▸ **Task objective**: Do not copy the pictures; transcribe all other material exactly.
┌──
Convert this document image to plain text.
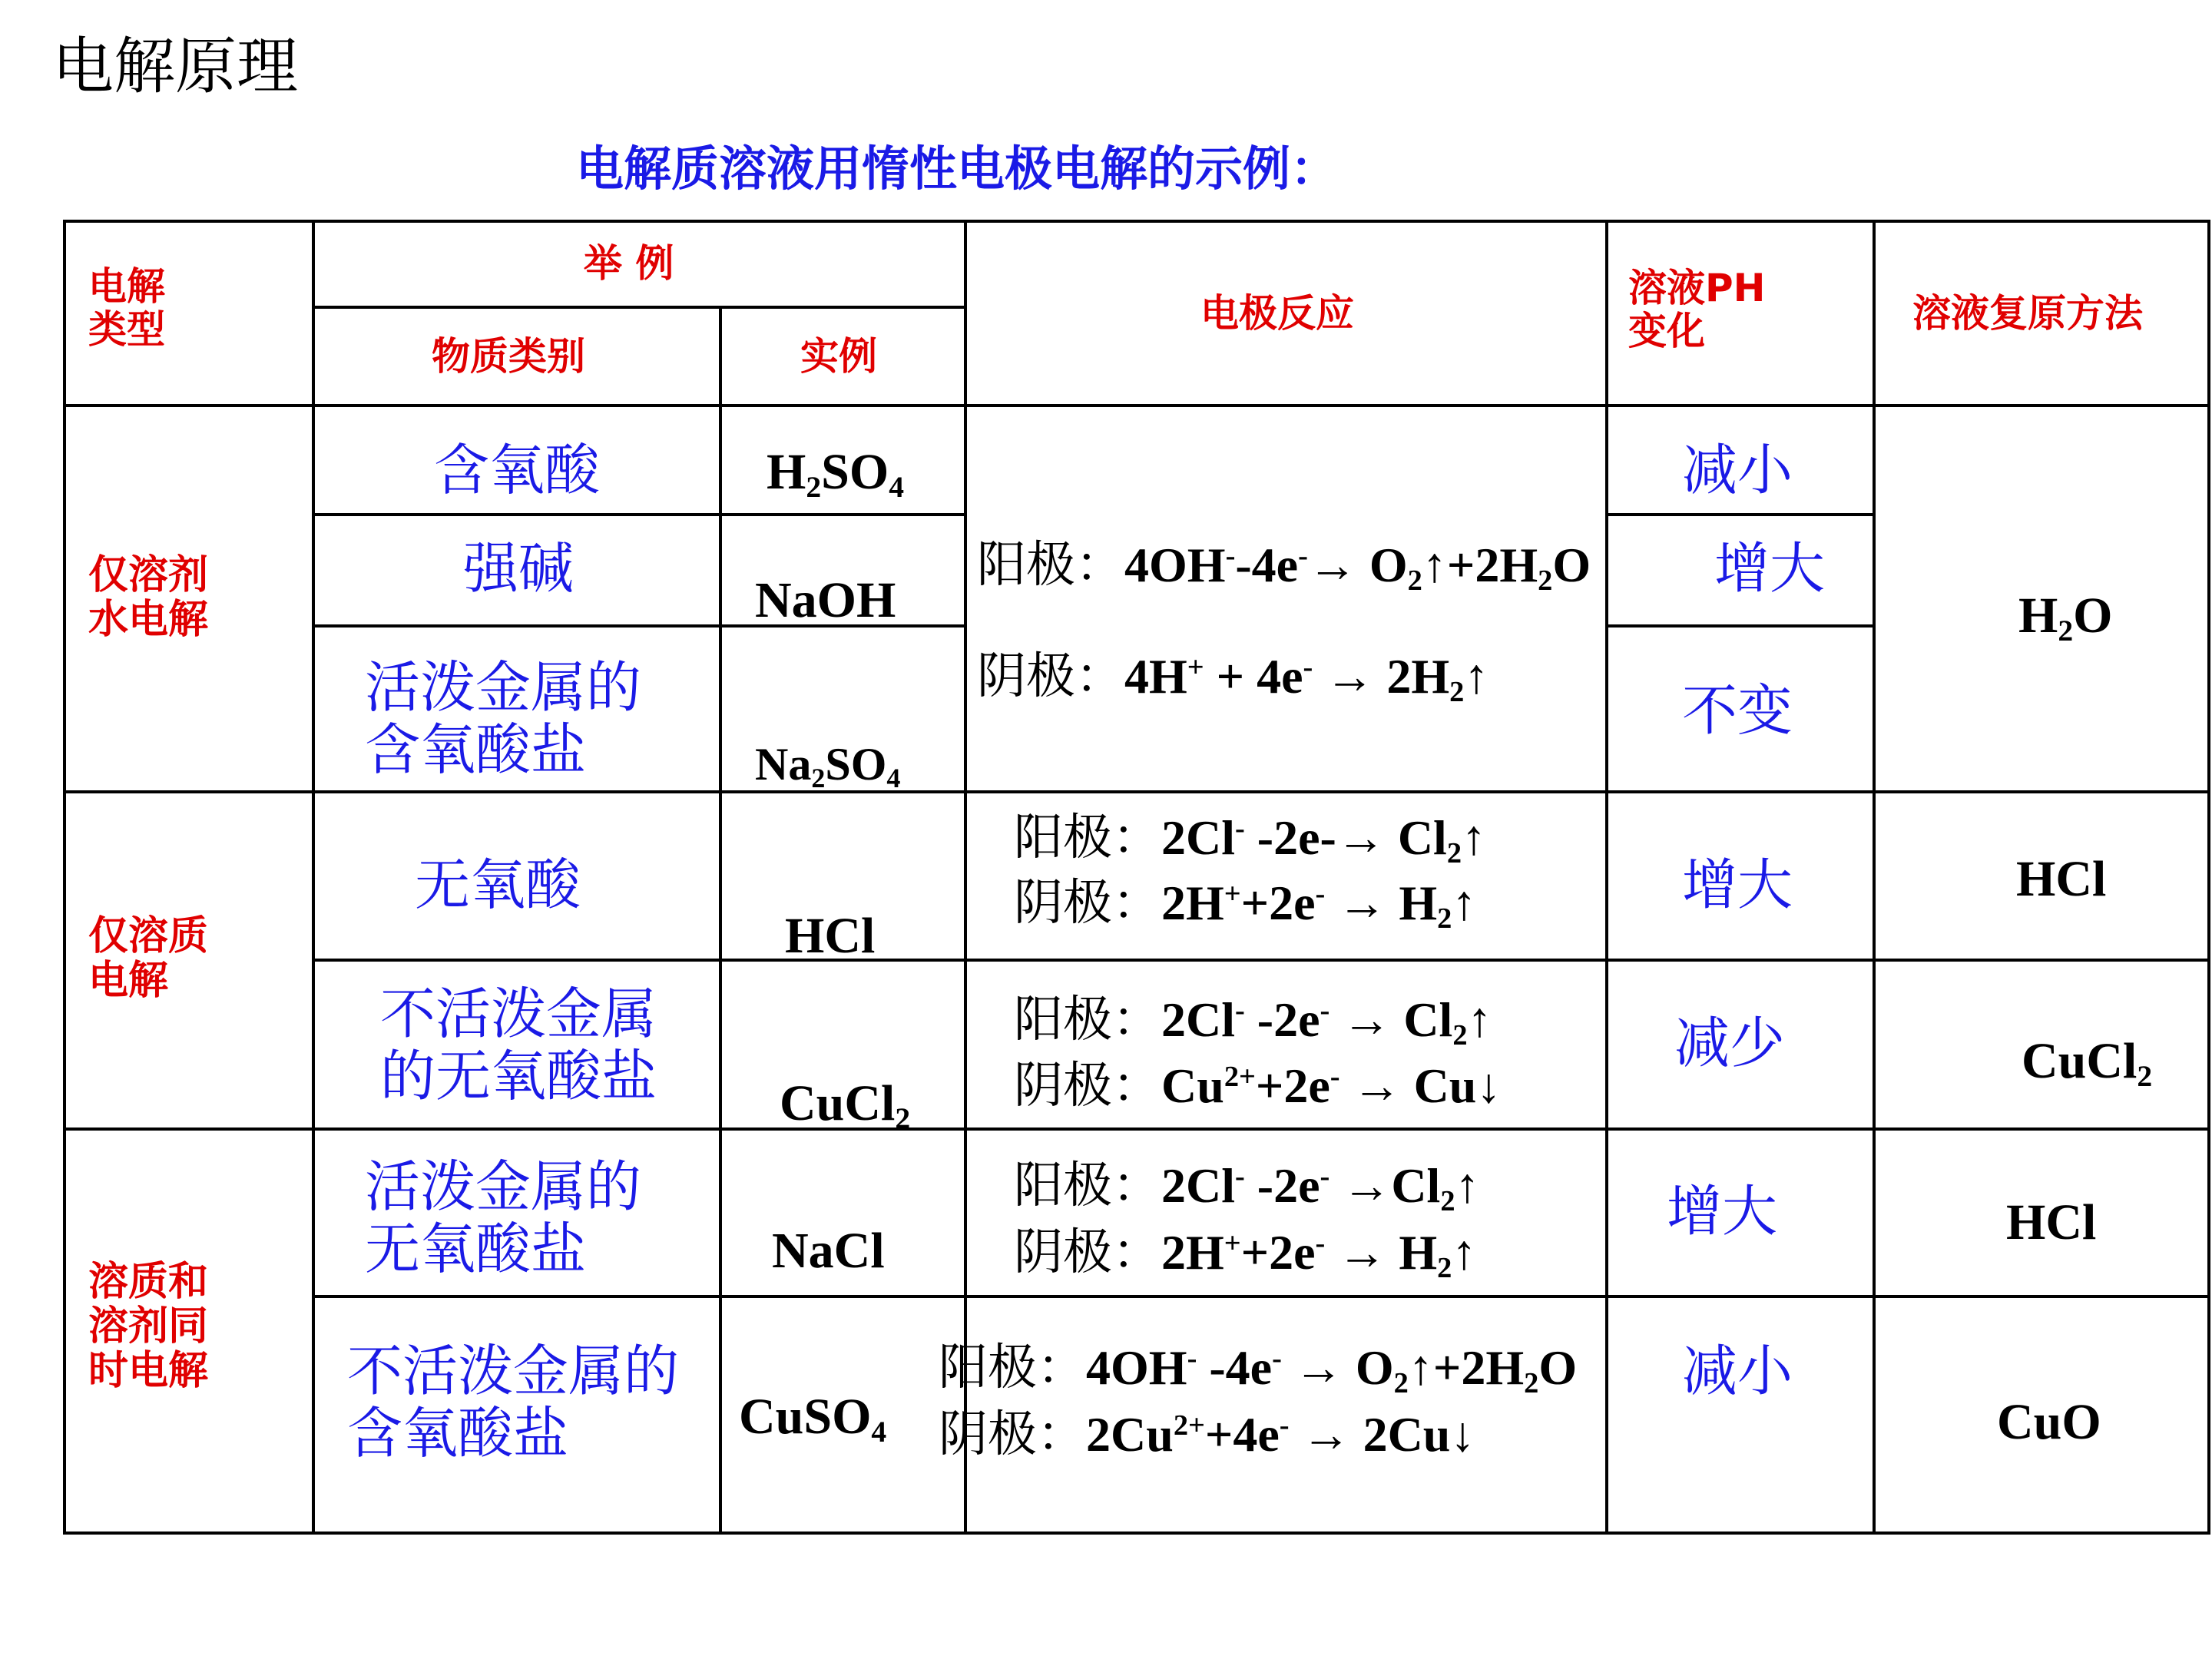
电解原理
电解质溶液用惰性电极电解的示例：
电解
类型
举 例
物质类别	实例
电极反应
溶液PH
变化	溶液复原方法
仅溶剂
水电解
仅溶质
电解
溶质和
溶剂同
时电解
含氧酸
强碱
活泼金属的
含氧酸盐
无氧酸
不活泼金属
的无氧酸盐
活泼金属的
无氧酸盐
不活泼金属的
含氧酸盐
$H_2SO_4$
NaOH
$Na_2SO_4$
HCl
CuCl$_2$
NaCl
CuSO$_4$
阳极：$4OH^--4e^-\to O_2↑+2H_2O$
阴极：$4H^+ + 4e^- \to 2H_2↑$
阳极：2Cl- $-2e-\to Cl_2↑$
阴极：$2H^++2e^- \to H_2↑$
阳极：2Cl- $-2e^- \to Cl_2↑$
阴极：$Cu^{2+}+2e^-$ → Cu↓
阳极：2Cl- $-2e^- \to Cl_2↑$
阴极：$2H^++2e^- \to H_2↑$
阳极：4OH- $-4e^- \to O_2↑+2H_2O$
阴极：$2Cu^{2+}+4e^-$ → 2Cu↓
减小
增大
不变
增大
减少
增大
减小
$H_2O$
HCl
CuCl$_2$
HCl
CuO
└──
▸ **Correct answer**:
Convert this document image to plain text.
电解原理
电解质溶液用惰性电极电解的示例：
电解
类型
举 例
物质类别	实例
电极反应
溶液PH
变化	溶液复原方法
仅溶剂
水电解
仅溶质
电解
溶质和
溶剂同
时电解
含氧酸
强碱
活泼金属的
含氧酸盐
无氧酸
不活泼金属
的无氧酸盐
活泼金属的
无氧酸盐
不活泼金属的
含氧酸盐
$H_2SO_4$
NaOH
$Na_2SO_4$
HCl
CuCl$_2$
NaCl
CuSO$_4$
阳极：$4OH^--4e^-\to O_2↑+2H_2O$
阴极：$4H^+ + 4e^- \to 2H_2↑$
阳极：2Cl- $-2e-\to Cl_2↑$
阴极：$2H^++2e^- \to H_2↑$
阳极：2Cl- $-2e^- \to Cl_2↑$
阴极：$Cu^{2+}+2e^-$ → Cu↓
阳极：2Cl- $-2e^- \to Cl_2↑$
阴极：$2H^++2e^- \to H_2↑$
阳极：4OH- $-4e^- \to O_2↑+2H_2O$
阴极：$2Cu^{2+}+4e^-$ → 2Cu↓
减小
增大
不变
增大
减少
增大
减小
$H_2O$
HCl
CuCl$_2$
HCl
CuO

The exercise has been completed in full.